>> start Information shown

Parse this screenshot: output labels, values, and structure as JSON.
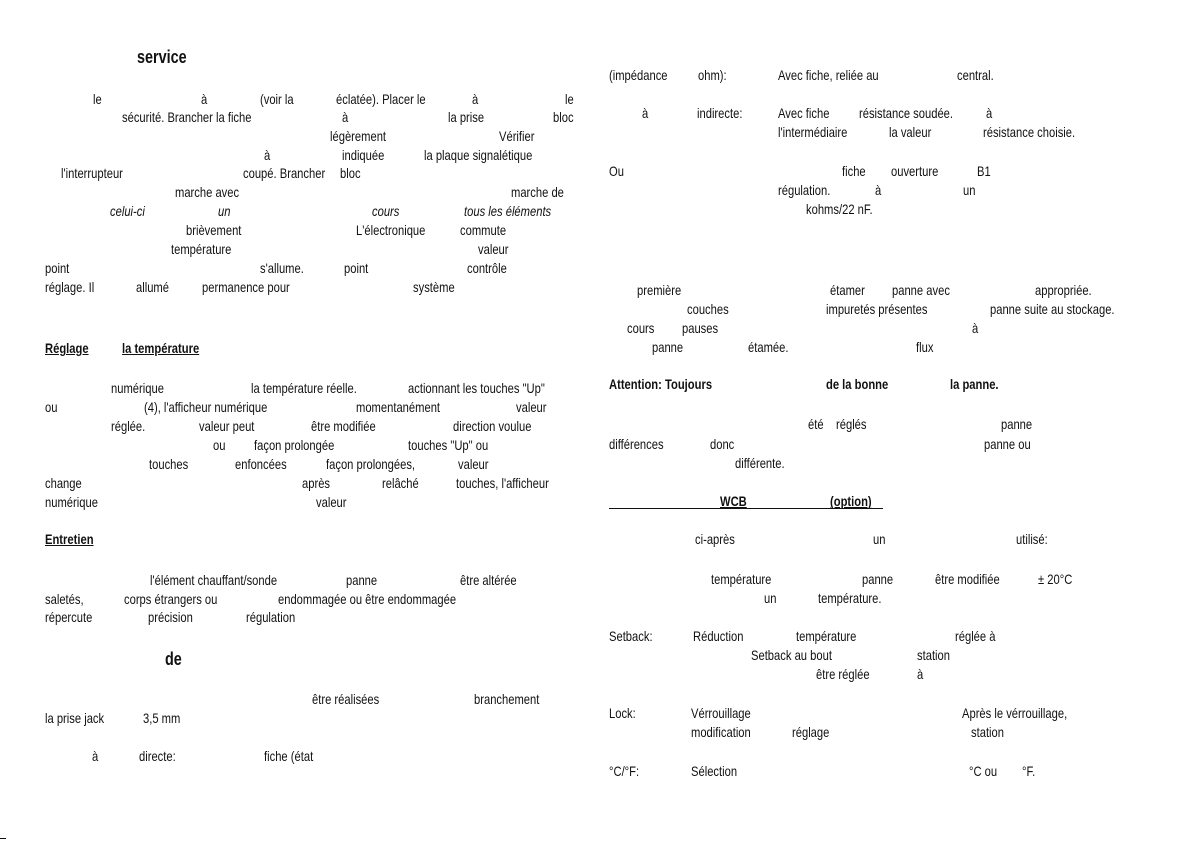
{
  "left_column": {
    "heading_service": "service",
    "l1": [
      "le",
      "à",
      "(voir la",
      "éclatée). Placer le",
      "à",
      "le"
    ],
    "l2": [
      "sécurité. Brancher la fiche",
      "à",
      "la prise",
      "bloc"
    ],
    "l3": [
      "légèrement",
      "Vérifier"
    ],
    "l4": [
      "à",
      "indiquée",
      "la plaque signalétique"
    ],
    "l5": [
      "l'interrupteur",
      "coupé. Brancher",
      "bloc"
    ],
    "l6": [
      "marche avec",
      "marche de"
    ],
    "l7": [
      "celui-ci",
      "un",
      "cours",
      "tous les éléments"
    ],
    "l8": [
      "brièvement",
      "L'électronique",
      "commute"
    ],
    "l9": [
      "température",
      "valeur"
    ],
    "l10": [
      "point",
      "s'allume.",
      "point",
      "contrôle"
    ],
    "l11": [
      "réglage. Il",
      "allumé",
      "permanence pour",
      "système"
    ],
    "heading_reglage": [
      "Réglage",
      "la température"
    ],
    "r1": [
      "numérique",
      "la température réelle.",
      "actionnant les touches \"Up\""
    ],
    "r2": [
      "ou",
      "(4), l'afficheur numérique",
      "momentanément",
      "valeur"
    ],
    "r3": [
      "réglée.",
      "valeur peut",
      "être modifiée",
      "direction voulue"
    ],
    "r4": [
      "ou",
      "façon prolongée",
      "touches \"Up\" ou"
    ],
    "r5": [
      "touches",
      "enfoncées",
      "façon prolongées,",
      "valeur"
    ],
    "r6": [
      "change",
      "après",
      "relâché",
      "touches, l'afficheur"
    ],
    "r7": [
      "numérique",
      "valeur"
    ],
    "heading_entretien": "Entretien",
    "e1": [
      "l'élément chauffant/sonde",
      "panne",
      "être altérée"
    ],
    "e2": [
      "saletés,",
      "corps étrangers ou",
      "endommagée ou être endommagée"
    ],
    "e3": [
      "répercute",
      "précision",
      "régulation"
    ],
    "heading_de": "de",
    "m1": [
      "être réalisées",
      "branchement"
    ],
    "m2": [
      "la prise jack",
      "3,5 mm"
    ],
    "m3": [
      "à",
      "directe:",
      "fiche (état"
    ]
  },
  "right_column": {
    "p1": [
      "(impédance",
      "ohm):",
      "Avec fiche, reliée au",
      "central."
    ],
    "p2": [
      "à",
      "indirecte:",
      "Avec fiche",
      "résistance soudée.",
      "à"
    ],
    "p3": [
      "l'intermédiaire",
      "la valeur",
      "résistance choisie."
    ],
    "p4": [
      "Ou",
      "fiche",
      "ouverture",
      "B1"
    ],
    "p5": [
      "régulation.",
      "à",
      "un"
    ],
    "p6": [
      "kohms/22 nF."
    ],
    "q1": [
      "première",
      "étamer",
      "panne avec",
      "appropriée."
    ],
    "q2": [
      "couches",
      "impuretés présentes",
      "panne suite au stockage."
    ],
    "q3": [
      "cours",
      "pauses",
      "à"
    ],
    "q4": [
      "panne",
      "étamée.",
      "flux"
    ],
    "attention": [
      "Attention: Toujours",
      "de la bonne",
      "la panne."
    ],
    "a1": [
      "été",
      "réglés",
      "panne"
    ],
    "a2": [
      "différences",
      "donc",
      "panne ou"
    ],
    "a3": [
      "différente."
    ],
    "heading_wcb": [
      "WCB",
      "(option)"
    ],
    "w1": [
      "ci-après",
      "un",
      "utilisé:"
    ],
    "w2": [
      "température",
      "panne",
      "être modifiée",
      "± 20°C"
    ],
    "w3": [
      "un",
      "température."
    ],
    "s1": [
      "Setback:",
      "Réduction",
      "température",
      "réglée à"
    ],
    "s2": [
      "Setback au bout",
      "station"
    ],
    "s3": [
      "être réglée",
      "à"
    ],
    "k1": [
      "Lock:",
      "Vérrouillage",
      "Après le vérrouillage,"
    ],
    "k2": [
      "modification",
      "réglage",
      "station"
    ],
    "c1": [
      "°C/°F:",
      "Sélection",
      "°C ou",
      "°F."
    ]
  }
}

>> end Information shown

» **What you should do**
Count up every line above that has the word "touches" in it; answer with the number alone.

» **Exercise output**
4